> _TASK MATERIAL_

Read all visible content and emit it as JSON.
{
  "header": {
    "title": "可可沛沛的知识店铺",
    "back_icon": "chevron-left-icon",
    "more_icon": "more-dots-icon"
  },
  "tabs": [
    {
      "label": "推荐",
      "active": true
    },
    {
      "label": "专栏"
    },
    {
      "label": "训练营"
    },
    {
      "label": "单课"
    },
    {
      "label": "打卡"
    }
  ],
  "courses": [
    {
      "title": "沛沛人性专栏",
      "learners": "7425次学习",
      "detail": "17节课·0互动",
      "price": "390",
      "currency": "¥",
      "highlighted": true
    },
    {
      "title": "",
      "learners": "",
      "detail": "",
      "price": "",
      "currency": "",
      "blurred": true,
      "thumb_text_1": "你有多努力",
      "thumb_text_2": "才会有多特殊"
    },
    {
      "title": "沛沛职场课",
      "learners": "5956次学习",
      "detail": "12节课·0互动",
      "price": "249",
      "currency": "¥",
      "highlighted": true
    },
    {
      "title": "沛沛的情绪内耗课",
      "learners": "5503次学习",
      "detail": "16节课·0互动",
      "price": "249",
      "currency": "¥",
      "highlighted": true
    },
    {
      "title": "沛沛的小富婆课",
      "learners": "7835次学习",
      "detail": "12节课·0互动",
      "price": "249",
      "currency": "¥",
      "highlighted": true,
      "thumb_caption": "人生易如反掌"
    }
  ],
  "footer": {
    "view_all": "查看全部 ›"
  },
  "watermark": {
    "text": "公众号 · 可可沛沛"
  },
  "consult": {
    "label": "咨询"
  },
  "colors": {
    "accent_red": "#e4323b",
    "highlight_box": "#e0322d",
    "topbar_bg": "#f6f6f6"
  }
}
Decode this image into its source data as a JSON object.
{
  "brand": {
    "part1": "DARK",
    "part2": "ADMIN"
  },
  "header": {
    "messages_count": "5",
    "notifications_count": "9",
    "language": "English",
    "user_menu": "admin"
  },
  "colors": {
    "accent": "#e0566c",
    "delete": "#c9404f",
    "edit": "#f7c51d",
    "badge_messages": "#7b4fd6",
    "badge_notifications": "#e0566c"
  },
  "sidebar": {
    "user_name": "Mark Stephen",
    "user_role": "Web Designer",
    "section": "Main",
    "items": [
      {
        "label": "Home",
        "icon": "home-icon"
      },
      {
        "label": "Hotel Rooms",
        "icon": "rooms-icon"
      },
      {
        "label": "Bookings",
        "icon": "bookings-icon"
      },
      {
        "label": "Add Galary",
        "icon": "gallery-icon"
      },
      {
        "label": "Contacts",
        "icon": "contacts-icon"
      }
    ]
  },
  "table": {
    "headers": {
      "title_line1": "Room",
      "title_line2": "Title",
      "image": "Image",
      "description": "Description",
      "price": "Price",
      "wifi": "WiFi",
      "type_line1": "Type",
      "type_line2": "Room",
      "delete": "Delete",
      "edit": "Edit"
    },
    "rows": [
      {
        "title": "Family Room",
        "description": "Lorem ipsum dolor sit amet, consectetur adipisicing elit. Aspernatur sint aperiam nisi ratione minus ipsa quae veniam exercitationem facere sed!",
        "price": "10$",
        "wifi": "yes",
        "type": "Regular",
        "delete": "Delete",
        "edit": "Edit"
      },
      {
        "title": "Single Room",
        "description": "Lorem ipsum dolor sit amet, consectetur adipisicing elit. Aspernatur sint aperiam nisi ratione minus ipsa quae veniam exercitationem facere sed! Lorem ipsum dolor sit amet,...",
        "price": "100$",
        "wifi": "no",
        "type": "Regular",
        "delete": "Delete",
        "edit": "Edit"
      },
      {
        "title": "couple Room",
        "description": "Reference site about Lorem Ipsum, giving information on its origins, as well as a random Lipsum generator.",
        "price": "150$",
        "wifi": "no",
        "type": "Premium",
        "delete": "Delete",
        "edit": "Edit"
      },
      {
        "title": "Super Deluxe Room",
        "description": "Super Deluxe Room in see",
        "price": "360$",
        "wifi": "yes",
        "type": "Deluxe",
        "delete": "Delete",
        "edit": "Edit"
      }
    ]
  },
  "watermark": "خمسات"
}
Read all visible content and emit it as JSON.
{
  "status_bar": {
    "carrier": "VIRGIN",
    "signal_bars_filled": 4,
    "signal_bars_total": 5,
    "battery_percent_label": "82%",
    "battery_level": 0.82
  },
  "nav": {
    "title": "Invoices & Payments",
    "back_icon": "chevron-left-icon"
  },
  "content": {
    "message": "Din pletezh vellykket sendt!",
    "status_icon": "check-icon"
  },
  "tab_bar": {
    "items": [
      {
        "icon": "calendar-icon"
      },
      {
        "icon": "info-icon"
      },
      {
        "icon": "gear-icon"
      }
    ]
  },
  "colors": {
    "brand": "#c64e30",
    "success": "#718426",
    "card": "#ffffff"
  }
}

> _WHAT YOU ARE ASKED TO DO_
Pull out each record as written and restate it exactly.

> _CORRECT RESPONSE_
Read all visible content and emit it as JSON.
{
  "header": {
    "title": "可可沛沛的知识店铺",
    "back_icon": "chevron-left-icon",
    "more_icon": "more-dots-icon"
  },
  "tabs": [
    {
      "label": "推荐",
      "active": true
    },
    {
      "label": "专栏"
    },
    {
      "label": "训练营"
    },
    {
      "label": "单课"
    },
    {
      "label": "打卡"
    }
  ],
  "courses": [
    {
      "title": "沛沛人性专栏",
      "learners": "7425次学习",
      "detail": "17节课·0互动",
      "price": "390",
      "currency": "¥",
      "highlighted": true
    },
    {
      "title": "",
      "learners": "",
      "detail": "",
      "price": "",
      "currency": "",
      "blurred": true,
      "thumb_text_1": "你有多努力",
      "thumb_text_2": "才会有多特殊"
    },
    {
      "title": "沛沛职场课",
      "learners": "5956次学习",
      "detail": "12节课·0互动",
      "price": "249",
      "currency": "¥",
      "highlighted": true
    },
    {
      "title": "沛沛的情绪内耗课",
      "learners": "5503次学习",
      "detail": "16节课·0互动",
      "price": "249",
      "currency": "¥",
      "highlighted": true
    },
    {
      "title": "沛沛的小富婆课",
      "learners": "7835次学习",
      "detail": "12节课·0互动",
      "price": "249",
      "currency": "¥",
      "highlighted": true,
      "thumb_caption": "人生易如反掌"
    }
  ],
  "footer": {
    "view_all": "查看全部 ›"
  },
  "watermark": {
    "text": "公众号 · 可可沛沛"
  },
  "consult": {
    "label": "咨询"
  },
  "colors": {
    "accent_red": "#e4323b",
    "highlight_box": "#e0322d",
    "topbar_bg": "#f6f6f6"
  }
}
Decode this image into its source data as a JSON object.
{
  "brand": {
    "part1": "DARK",
    "part2": "ADMIN"
  },
  "header": {
    "messages_count": "5",
    "notifications_count": "9",
    "language": "English",
    "user_menu": "admin"
  },
  "colors": {
    "accent": "#e0566c",
    "delete": "#c9404f",
    "edit": "#f7c51d",
    "badge_messages": "#7b4fd6",
    "badge_notifications": "#e0566c"
  },
  "sidebar": {
    "user_name": "Mark Stephen",
    "user_role": "Web Designer",
    "section": "Main",
    "items": [
      {
        "label": "Home",
        "icon": "home-icon"
      },
      {
        "label": "Hotel Rooms",
        "icon": "rooms-icon"
      },
      {
        "label": "Bookings",
        "icon": "bookings-icon"
      },
      {
        "label": "Add Galary",
        "icon": "gallery-icon"
      },
      {
        "label": "Contacts",
        "icon": "contacts-icon"
      }
    ]
  },
  "table": {
    "headers": {
      "title_line1": "Room",
      "title_line2": "Title",
      "image": "Image",
      "description": "Description",
      "price": "Price",
      "wifi": "WiFi",
      "type_line1": "Type",
      "type_line2": "Room",
      "delete": "Delete",
      "edit": "Edit"
    },
    "rows": [
      {
        "title": "Family Room",
        "description": "Lorem ipsum dolor sit amet, consectetur adipisicing elit. Aspernatur sint aperiam nisi ratione minus ipsa quae veniam exercitationem facere sed!",
        "price": "10$",
        "wifi": "yes",
        "type": "Regular",
        "delete": "Delete",
        "edit": "Edit"
      },
      {
        "title": "Single Room",
        "description": "Lorem ipsum dolor sit amet, consectetur adipisicing elit. Aspernatur sint aperiam nisi ratione minus ipsa quae veniam exercitationem facere sed! Lorem ipsum dolor sit amet,...",
        "price": "100$",
        "wifi": "no",
        "type": "Regular",
        "delete": "Delete",
        "edit": "Edit"
      },
      {
        "title": "couple Room",
        "description": "Reference site about Lorem Ipsum, giving information on its origins, as well as a random Lipsum generator.",
        "price": "150$",
        "wifi": "no",
        "type": "Premium",
        "delete": "Delete",
        "edit": "Edit"
      },
      {
        "title": "Super Deluxe Room",
        "description": "Super Deluxe Room in see",
        "price": "360$",
        "wifi": "yes",
        "type": "Deluxe",
        "delete": "Delete",
        "edit": "Edit"
      }
    ]
  },
  "watermark": "خمسات"
}
Read all visible content and emit it as JSON.
{
  "status_bar": {
    "carrier": "VIRGIN",
    "signal_bars_filled": 4,
    "signal_bars_total": 5,
    "battery_percent_label": "82%",
    "battery_level": 0.82
  },
  "nav": {
    "title": "Invoices & Payments",
    "back_icon": "chevron-left-icon"
  },
  "content": {
    "message": "Din pletezh vellykket sendt!",
    "status_icon": "check-icon"
  },
  "tab_bar": {
    "items": [
      {
        "icon": "calendar-icon"
      },
      {
        "icon": "info-icon"
      },
      {
        "icon": "gear-icon"
      }
    ]
  },
  "colors": {
    "brand": "#c64e30",
    "success": "#718426",
    "card": "#ffffff"
  }
}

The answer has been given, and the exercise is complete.